◆ PROBLEM TO WORK ON
Reproduce the data below in full and exclude every picture.

◆ INFORMATION GIVEN
################
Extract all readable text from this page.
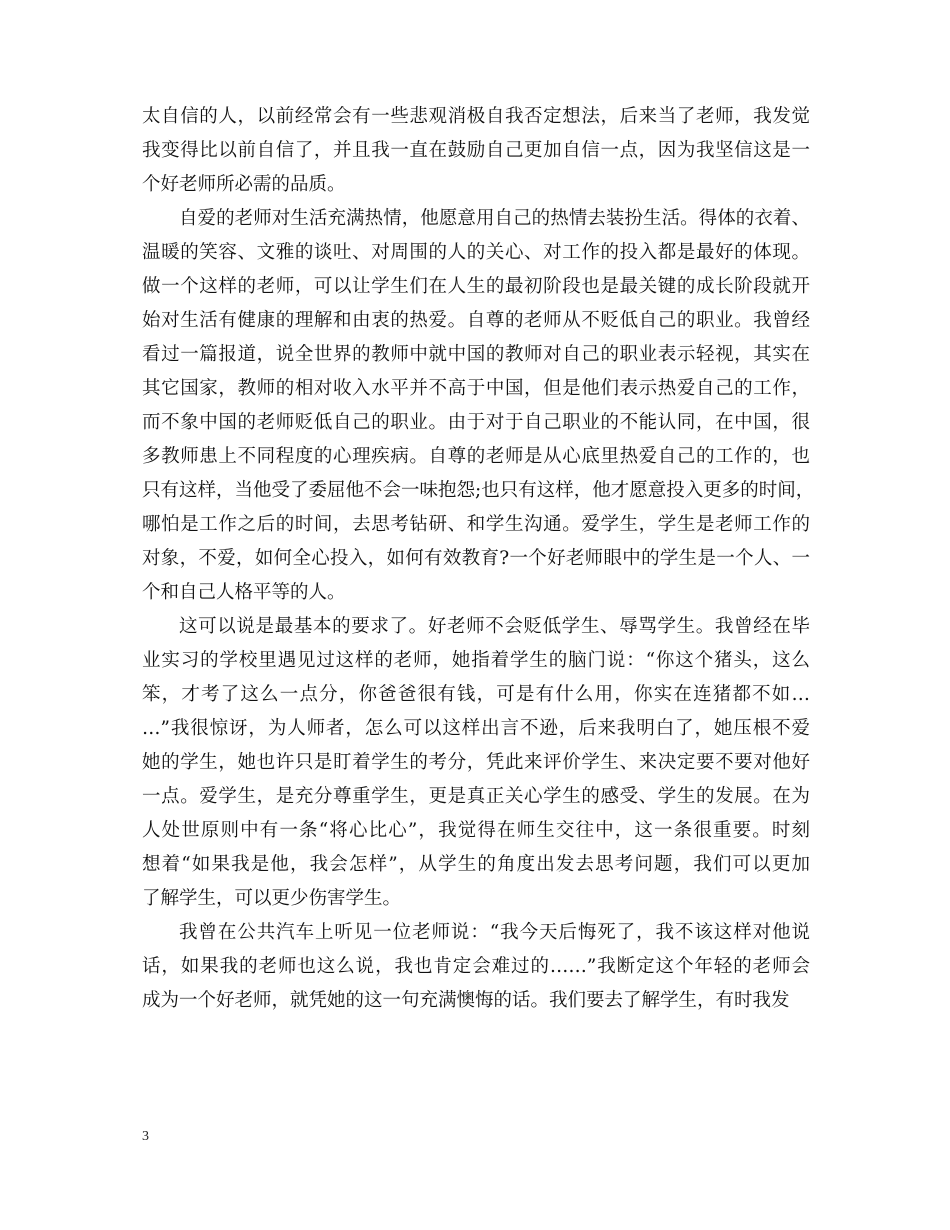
太自信的人，以前经常会有一些悲观消极自我否定想法，后来当了老师，我发觉
我变得比以前自信了，并且我一直在鼓励自己更加自信一点，因为我坚信这是一
个好老师所必需的品质。
自爱的老师对生活充满热情，他愿意用自己的热情去装扮生活。得体的衣着、
温暖的笑容、文雅的谈吐、对周围的人的关心、对工作的投入都是最好的体现。
做一个这样的老师，可以让学生们在人生的最初阶段也是最关键的成长阶段就开
始对生活有健康的理解和由衷的热爱。自尊的老师从不贬低自己的职业。我曾经
看过一篇报道，说全世界的教师中就中国的教师对自己的职业表示轻视，其实在
其它国家，教师的相对收入水平并不高于中国，但是他们表示热爱自己的工作，
而不象中国的老师贬低自己的职业。由于对于自己职业的不能认同，在中国，很
多教师患上不同程度的心理疾病。自尊的老师是从心底里热爱自己的工作的，也
只有这样，当他受了委屈他不会一味抱怨;也只有这样，他才愿意投入更多的时间，
哪怕是工作之后的时间，去思考钻研、和学生沟通。爱学生，学生是老师工作的
对象，不爱，如何全心投入，如何有效教育?一个好老师眼中的学生是一个人、一
个和自己人格平等的人。
这可以说是最基本的要求了。好老师不会贬低学生、辱骂学生。我曾经在毕
业实习的学校里遇见过这样的老师，她指着学生的脑门说：“你这个猪头，这么
笨，才考了这么一点分，你爸爸很有钱，可是有什么用，你实在连猪都不如…
…”我很惊讶，为人师者，怎么可以这样出言不逊，后来我明白了，她压根不爱
她的学生，她也许只是盯着学生的考分，凭此来评价学生、来决定要不要对他好
一点。爱学生，是充分尊重学生，更是真正关心学生的感受、学生的发展。在为
人处世原则中有一条“将心比心”，我觉得在师生交往中，这一条很重要。时刻
想着“如果我是他，我会怎样”，从学生的角度出发去思考问题，我们可以更加
了解学生，可以更少伤害学生。
我曾在公共汽车上听见一位老师说：“我今天后悔死了，我不该这样对他说
话，如果我的老师也这么说，我也肯定会难过的……”我断定这个年轻的老师会
成为一个好老师，就凭她的这一句充满懊悔的话。我们要去了解学生，有时我发
3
################
◆ CORRECT OUTPUT
Extract all readable text from this page.
太自信的人，以前经常会有一些悲观消极自我否定想法，后来当了老师，我发觉
我变得比以前自信了，并且我一直在鼓励自己更加自信一点，因为我坚信这是一
个好老师所必需的品质。
自爱的老师对生活充满热情，他愿意用自己的热情去装扮生活。得体的衣着、
温暖的笑容、文雅的谈吐、对周围的人的关心、对工作的投入都是最好的体现。
做一个这样的老师，可以让学生们在人生的最初阶段也是最关键的成长阶段就开
始对生活有健康的理解和由衷的热爱。自尊的老师从不贬低自己的职业。我曾经
看过一篇报道，说全世界的教师中就中国的教师对自己的职业表示轻视，其实在
其它国家，教师的相对收入水平并不高于中国，但是他们表示热爱自己的工作，
而不象中国的老师贬低自己的职业。由于对于自己职业的不能认同，在中国，很
多教师患上不同程度的心理疾病。自尊的老师是从心底里热爱自己的工作的，也
只有这样，当他受了委屈他不会一味抱怨;也只有这样，他才愿意投入更多的时间，
哪怕是工作之后的时间，去思考钻研、和学生沟通。爱学生，学生是老师工作的
对象，不爱，如何全心投入，如何有效教育?一个好老师眼中的学生是一个人、一
个和自己人格平等的人。
这可以说是最基本的要求了。好老师不会贬低学生、辱骂学生。我曾经在毕
业实习的学校里遇见过这样的老师，她指着学生的脑门说：“你这个猪头，这么
笨，才考了这么一点分，你爸爸很有钱，可是有什么用，你实在连猪都不如…
…”我很惊讶，为人师者，怎么可以这样出言不逊，后来我明白了，她压根不爱
她的学生，她也许只是盯着学生的考分，凭此来评价学生、来决定要不要对他好
一点。爱学生，是充分尊重学生，更是真正关心学生的感受、学生的发展。在为
人处世原则中有一条“将心比心”，我觉得在师生交往中，这一条很重要。时刻
想着“如果我是他，我会怎样”，从学生的角度出发去思考问题，我们可以更加
了解学生，可以更少伤害学生。
我曾在公共汽车上听见一位老师说：“我今天后悔死了，我不该这样对他说
话，如果我的老师也这么说，我也肯定会难过的……”我断定这个年轻的老师会
成为一个好老师，就凭她的这一句充满懊悔的话。我们要去了解学生，有时我发
3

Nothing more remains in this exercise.